→ **Data to use**:

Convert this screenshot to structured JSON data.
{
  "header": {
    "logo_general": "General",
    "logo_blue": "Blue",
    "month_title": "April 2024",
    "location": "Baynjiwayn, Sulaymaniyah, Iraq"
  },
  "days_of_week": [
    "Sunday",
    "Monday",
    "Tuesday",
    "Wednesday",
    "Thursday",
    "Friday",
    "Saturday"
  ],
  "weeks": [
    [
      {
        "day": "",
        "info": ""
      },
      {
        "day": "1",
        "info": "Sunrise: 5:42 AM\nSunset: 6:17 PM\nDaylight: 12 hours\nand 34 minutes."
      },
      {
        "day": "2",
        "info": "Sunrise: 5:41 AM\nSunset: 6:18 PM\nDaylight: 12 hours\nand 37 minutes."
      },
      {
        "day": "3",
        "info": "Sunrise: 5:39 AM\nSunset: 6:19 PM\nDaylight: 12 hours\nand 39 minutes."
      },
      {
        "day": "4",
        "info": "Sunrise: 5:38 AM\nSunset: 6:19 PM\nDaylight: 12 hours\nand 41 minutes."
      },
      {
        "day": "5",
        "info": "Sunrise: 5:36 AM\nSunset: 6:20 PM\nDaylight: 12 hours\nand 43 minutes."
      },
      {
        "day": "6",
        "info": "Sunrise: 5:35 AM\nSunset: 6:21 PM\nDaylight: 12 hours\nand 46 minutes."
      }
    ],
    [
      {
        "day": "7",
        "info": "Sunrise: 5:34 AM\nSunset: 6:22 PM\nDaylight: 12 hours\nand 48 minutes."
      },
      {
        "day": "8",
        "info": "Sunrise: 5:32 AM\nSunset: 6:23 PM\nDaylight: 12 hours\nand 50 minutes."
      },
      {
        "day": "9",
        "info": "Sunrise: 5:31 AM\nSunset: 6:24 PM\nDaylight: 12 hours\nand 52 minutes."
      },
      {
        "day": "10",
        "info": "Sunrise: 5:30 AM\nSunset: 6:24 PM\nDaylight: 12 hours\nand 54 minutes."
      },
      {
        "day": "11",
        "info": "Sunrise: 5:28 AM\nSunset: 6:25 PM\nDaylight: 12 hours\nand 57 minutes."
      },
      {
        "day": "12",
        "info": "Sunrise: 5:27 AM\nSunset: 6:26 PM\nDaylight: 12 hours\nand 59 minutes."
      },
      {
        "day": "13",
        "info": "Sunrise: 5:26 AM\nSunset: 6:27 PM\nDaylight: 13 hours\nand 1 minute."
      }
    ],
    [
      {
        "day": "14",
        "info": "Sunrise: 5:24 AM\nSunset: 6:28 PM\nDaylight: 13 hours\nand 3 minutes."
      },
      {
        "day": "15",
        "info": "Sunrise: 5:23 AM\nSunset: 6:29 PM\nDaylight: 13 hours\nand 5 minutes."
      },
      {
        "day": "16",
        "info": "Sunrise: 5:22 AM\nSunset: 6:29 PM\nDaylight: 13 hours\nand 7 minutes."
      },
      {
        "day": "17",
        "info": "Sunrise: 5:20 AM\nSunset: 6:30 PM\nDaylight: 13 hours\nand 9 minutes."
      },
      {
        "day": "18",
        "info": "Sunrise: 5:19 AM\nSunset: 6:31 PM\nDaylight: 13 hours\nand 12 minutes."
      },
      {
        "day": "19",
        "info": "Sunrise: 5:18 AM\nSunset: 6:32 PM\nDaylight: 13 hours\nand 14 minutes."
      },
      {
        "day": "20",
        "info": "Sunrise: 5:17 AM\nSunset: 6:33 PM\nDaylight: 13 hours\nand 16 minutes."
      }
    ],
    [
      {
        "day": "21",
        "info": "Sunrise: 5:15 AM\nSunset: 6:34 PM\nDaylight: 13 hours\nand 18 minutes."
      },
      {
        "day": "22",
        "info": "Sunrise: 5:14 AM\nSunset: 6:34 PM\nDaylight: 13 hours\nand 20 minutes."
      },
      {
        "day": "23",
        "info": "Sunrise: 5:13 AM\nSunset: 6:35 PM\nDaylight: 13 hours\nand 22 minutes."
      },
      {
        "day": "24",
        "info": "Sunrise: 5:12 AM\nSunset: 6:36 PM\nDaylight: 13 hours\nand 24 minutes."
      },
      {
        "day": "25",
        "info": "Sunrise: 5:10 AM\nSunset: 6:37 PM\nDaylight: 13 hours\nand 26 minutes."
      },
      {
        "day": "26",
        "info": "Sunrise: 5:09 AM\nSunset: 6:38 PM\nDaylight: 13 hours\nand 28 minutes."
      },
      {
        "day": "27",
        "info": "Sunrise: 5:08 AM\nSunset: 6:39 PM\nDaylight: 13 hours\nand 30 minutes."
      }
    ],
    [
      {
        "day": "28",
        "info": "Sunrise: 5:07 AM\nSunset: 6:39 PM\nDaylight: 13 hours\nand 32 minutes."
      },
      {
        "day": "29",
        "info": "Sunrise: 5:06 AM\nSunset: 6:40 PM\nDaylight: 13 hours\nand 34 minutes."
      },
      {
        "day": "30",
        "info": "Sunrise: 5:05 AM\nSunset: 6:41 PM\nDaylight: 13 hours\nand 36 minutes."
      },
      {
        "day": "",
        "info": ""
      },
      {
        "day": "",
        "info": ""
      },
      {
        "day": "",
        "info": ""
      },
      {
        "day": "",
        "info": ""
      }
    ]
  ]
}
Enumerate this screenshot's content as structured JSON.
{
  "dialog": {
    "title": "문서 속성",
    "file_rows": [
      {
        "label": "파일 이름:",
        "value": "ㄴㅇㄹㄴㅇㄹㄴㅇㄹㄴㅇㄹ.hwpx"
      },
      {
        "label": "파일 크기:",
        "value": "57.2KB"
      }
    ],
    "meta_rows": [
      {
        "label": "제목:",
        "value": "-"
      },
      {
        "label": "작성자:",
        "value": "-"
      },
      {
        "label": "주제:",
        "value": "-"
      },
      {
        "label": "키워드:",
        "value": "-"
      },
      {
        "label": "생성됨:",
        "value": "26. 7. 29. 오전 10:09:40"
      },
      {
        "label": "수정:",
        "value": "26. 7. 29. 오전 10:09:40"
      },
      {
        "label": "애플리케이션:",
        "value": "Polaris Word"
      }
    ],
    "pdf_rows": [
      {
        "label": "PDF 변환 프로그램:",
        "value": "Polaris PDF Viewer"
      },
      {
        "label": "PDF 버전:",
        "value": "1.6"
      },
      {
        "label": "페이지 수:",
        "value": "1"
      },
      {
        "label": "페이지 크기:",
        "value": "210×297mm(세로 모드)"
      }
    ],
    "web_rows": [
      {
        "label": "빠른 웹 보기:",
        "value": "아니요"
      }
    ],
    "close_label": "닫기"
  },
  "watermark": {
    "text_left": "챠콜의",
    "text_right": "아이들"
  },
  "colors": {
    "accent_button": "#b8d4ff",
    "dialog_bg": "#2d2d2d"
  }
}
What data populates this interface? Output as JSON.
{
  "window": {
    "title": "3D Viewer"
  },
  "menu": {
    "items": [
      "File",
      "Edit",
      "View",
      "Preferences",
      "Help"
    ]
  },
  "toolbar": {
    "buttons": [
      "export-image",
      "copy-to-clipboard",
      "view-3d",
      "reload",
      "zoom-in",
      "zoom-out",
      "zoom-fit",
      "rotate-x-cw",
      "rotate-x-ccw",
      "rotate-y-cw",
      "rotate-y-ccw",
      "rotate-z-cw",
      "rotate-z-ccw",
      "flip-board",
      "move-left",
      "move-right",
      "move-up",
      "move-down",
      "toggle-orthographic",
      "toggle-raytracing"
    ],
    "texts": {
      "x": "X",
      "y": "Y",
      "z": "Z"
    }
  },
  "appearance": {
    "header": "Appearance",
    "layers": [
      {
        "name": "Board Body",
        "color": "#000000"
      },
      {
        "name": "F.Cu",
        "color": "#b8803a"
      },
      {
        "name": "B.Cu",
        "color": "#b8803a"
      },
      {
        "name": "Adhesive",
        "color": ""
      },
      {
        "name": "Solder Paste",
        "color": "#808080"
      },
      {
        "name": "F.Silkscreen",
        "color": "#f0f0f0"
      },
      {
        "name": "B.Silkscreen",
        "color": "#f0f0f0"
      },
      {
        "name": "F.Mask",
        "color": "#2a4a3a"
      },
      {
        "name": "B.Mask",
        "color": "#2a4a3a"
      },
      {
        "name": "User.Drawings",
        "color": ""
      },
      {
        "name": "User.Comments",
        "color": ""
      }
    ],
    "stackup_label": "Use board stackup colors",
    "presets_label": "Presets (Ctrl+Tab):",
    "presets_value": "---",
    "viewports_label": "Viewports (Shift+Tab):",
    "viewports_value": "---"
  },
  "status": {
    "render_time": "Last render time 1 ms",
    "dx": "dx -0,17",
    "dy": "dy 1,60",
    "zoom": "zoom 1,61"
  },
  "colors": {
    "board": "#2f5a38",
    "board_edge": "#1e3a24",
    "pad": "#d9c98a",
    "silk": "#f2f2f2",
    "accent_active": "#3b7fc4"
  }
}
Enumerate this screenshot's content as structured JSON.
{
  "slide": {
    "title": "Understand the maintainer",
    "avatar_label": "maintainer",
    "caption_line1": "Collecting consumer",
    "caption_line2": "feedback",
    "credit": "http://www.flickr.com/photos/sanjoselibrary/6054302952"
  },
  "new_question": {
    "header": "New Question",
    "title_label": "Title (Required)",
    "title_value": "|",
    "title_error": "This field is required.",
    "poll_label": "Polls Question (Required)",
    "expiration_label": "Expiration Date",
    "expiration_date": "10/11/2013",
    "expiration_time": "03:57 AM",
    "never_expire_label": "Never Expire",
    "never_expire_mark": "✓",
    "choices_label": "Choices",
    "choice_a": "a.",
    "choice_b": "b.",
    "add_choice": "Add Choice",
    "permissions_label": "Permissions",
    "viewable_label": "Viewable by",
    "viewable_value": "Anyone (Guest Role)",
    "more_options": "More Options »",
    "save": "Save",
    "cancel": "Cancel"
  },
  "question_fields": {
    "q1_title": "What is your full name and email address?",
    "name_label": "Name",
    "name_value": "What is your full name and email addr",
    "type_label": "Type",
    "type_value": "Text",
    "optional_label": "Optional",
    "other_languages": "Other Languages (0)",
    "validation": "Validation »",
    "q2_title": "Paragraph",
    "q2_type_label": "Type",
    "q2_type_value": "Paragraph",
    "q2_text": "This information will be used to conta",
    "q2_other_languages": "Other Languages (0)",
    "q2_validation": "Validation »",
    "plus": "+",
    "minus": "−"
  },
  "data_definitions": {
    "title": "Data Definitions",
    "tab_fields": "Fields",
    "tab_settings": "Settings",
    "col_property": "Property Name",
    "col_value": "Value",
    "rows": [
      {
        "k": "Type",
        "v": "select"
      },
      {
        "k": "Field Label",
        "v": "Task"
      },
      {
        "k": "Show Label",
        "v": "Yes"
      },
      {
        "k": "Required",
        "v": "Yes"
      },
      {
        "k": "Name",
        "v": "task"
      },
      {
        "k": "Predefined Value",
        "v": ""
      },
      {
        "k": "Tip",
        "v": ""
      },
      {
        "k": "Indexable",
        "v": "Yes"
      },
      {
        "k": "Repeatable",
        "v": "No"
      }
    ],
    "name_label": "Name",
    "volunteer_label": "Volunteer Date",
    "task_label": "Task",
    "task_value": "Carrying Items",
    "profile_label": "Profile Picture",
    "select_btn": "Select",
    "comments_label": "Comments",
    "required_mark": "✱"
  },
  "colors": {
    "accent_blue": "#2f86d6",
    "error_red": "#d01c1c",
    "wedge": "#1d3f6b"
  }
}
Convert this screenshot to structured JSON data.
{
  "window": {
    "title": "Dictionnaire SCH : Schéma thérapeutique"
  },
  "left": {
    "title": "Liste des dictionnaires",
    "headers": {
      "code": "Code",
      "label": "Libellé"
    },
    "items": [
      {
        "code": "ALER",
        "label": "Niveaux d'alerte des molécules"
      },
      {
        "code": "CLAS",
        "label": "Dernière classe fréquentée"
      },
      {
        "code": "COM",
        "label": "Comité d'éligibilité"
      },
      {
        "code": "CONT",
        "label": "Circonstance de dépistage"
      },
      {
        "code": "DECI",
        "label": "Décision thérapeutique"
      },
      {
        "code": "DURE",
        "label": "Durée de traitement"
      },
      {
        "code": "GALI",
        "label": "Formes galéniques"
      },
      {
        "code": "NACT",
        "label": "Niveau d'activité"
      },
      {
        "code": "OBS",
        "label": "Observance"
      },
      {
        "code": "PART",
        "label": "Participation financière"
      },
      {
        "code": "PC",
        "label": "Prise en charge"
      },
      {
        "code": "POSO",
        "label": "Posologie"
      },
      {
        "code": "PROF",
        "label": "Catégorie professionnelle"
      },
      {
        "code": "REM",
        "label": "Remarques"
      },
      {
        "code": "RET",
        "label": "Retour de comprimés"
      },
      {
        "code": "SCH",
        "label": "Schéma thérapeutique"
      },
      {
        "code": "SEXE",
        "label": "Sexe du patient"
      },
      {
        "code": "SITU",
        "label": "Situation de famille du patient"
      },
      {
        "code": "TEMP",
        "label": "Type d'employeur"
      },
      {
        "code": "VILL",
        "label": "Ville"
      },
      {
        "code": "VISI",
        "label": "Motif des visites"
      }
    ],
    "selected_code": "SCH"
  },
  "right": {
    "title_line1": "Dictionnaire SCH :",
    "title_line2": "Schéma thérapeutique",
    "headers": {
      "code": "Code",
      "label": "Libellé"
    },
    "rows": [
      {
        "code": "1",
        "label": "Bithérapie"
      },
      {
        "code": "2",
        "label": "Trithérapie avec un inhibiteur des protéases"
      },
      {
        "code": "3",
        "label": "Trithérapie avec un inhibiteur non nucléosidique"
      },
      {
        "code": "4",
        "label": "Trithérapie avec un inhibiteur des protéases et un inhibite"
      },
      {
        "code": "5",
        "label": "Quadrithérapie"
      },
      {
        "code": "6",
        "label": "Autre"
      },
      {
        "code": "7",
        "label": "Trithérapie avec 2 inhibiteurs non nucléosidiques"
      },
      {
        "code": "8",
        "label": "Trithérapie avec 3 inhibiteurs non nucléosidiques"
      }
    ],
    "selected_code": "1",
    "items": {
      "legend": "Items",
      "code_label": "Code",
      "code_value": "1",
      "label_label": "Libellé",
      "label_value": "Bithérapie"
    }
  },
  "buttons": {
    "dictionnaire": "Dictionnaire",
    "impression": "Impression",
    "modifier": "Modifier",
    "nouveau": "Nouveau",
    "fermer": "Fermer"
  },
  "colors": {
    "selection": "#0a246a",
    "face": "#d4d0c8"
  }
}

→ **What the task requires**:
Scan the data above and copy every line with "Trithérapie" in it.

→ **Exercise result**:
        "label": "Trithérapie avec un inhibiteur des protéases"
        "label": "Trithérapie avec un inhibiteur non nucléosidique"
        "label": "Trithérapie avec un inhibiteur des protéases et un inhibite"
        "label": "Trithérapie avec 2 inhibiteurs non nucléosidiques"
        "label": "Trithérapie avec 3 inhibiteurs non nucléosidiques"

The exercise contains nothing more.